Data records:
——

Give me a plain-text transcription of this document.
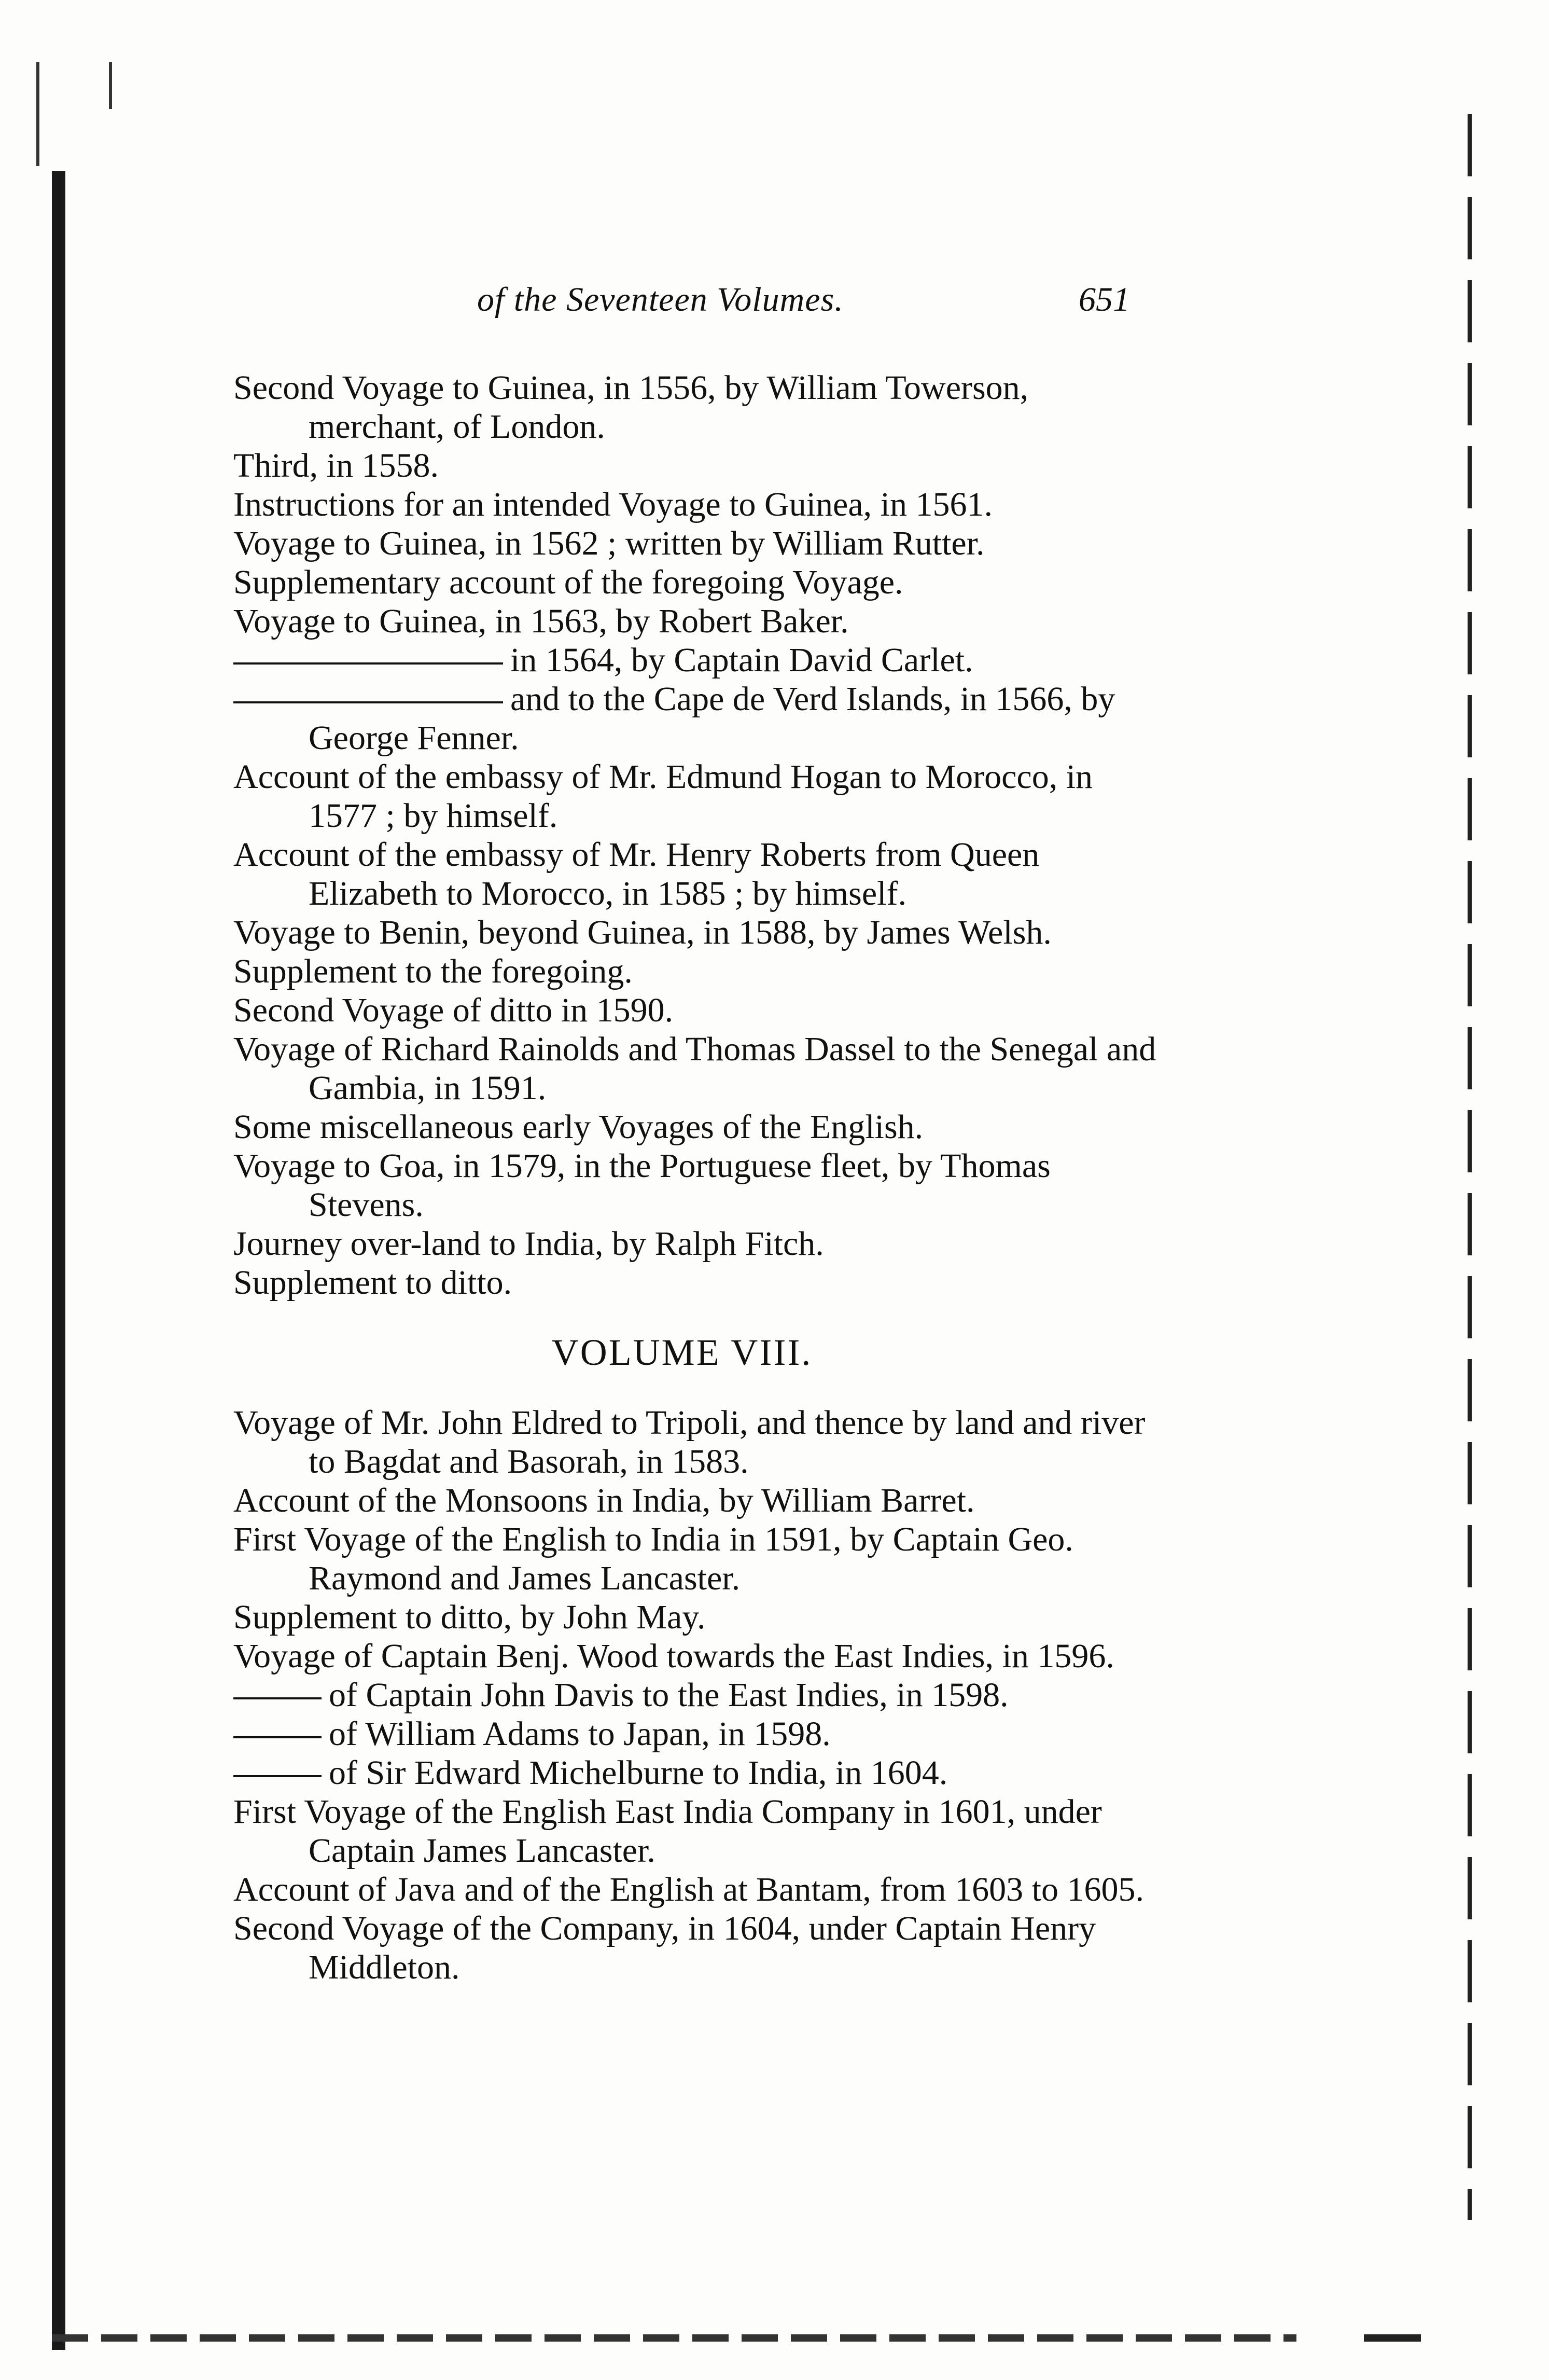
of the Seventeen Volumes.	651

Second Voyage to Guinea, in 1556, by William Towerson, merchant, of London.

Third, in 1558.

Instructions for an intended Voyage to Guinea, in 1561.

Voyage to Guinea, in 1562 ; written by William Rutter.

Supplementary account of the foregoing Voyage.

Voyage to Guinea, in 1563, by Robert Baker.

in 1564, by Captain David Carlet.

and to the Cape de Verd Islands, in 1566, by George Fenner.

Account of the embassy of Mr. Edmund Hogan to Morocco, in 1577 ; by himself.

Account of the embassy of Mr. Henry Roberts from Queen Elizabeth to Morocco, in 1585 ; by himself.

Voyage to Benin, beyond Guinea, in 1588, by James Welsh.

Supplement to the foregoing.

Second Voyage of ditto in 1590.

Voyage of Richard Rainolds and Thomas Dassel to the Senegal and Gambia, in 1591.

Some miscellaneous early Voyages of the English.

Voyage to Goa, in 1579, in the Portuguese fleet, by Thomas Stevens.

Journey over-land to India, by Ralph Fitch.

Supplement to ditto.

VOLUME VIII.

Voyage of Mr. John Eldred to Tripoli, and thence by land and river to Bagdat and Basorah, in 1583.

Account of the Monsoons in India, by William Barret.

First Voyage of the English to India in 1591, by Captain Geo. Raymond and James Lancaster.

Supplement to ditto, by John May.

Voyage of Captain Benj. Wood towards the East Indies, in 1596.

of Captain John Davis to the East Indies, in 1598.

of William Adams to Japan, in 1598.

of Sir Edward Michelburne to India, in 1604.

First Voyage of the English East India Company in 1601, under Captain James Lancaster.

Account of Java and of the English at Bantam, from 1603 to 1605.

Second Voyage of the Company, in 1604, under Captain Henry Middleton.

——

Short problem
Repeat the records word for word. Any picture in them should be left out.

Task response
Give me a plain-text transcription of this document.
of the Seventeen Volumes.	651

Second Voyage to Guinea, in 1556, by William Towerson, merchant, of London.

Third, in 1558.

Instructions for an intended Voyage to Guinea, in 1561.

Voyage to Guinea, in 1562 ; written by William Rutter.

Supplementary account of the foregoing Voyage.

Voyage to Guinea, in 1563, by Robert Baker.

in 1564, by Captain David Carlet.

and to the Cape de Verd Islands, in 1566, by George Fenner.

Account of the embassy of Mr. Edmund Hogan to Morocco, in 1577 ; by himself.

Account of the embassy of Mr. Henry Roberts from Queen Elizabeth to Morocco, in 1585 ; by himself.

Voyage to Benin, beyond Guinea, in 1588, by James Welsh.

Supplement to the foregoing.

Second Voyage of ditto in 1590.

Voyage of Richard Rainolds and Thomas Dassel to the Senegal and Gambia, in 1591.

Some miscellaneous early Voyages of the English.

Voyage to Goa, in 1579, in the Portuguese fleet, by Thomas Stevens.

Journey over-land to India, by Ralph Fitch.

Supplement to ditto.

VOLUME VIII.

Voyage of Mr. John Eldred to Tripoli, and thence by land and river to Bagdat and Basorah, in 1583.

Account of the Monsoons in India, by William Barret.

First Voyage of the English to India in 1591, by Captain Geo. Raymond and James Lancaster.

Supplement to ditto, by John May.

Voyage of Captain Benj. Wood towards the East Indies, in 1596.

of Captain John Davis to the East Indies, in 1598.

of William Adams to Japan, in 1598.

of Sir Edward Michelburne to India, in 1604.

First Voyage of the English East India Company in 1601, under Captain James Lancaster.

Account of Java and of the English at Bantam, from 1603 to 1605.

Second Voyage of the Company, in 1604, under Captain Henry Middleton.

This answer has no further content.